#### Instruction:
List all lines of the data that include the string "icon".

═════ Dataset rows ═════

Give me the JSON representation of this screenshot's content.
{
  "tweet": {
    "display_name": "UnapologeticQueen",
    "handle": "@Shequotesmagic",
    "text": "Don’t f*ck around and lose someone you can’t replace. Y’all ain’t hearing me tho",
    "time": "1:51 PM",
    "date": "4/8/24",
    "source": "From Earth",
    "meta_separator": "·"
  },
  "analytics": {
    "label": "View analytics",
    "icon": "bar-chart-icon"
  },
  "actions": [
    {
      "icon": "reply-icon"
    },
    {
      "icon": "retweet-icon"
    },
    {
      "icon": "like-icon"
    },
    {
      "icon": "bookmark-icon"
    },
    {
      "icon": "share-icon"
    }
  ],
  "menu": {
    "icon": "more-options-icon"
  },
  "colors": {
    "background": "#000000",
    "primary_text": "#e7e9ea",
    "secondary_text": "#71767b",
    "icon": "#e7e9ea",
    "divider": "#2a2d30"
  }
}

═════

#### Full solution:
    "icon": "bar-chart-icon"
      "icon": "reply-icon"
      "icon": "retweet-icon"
      "icon": "like-icon"
      "icon": "bookmark-icon"
      "icon": "share-icon"
    "icon": "more-options-icon"
    "icon": "#e7e9ea",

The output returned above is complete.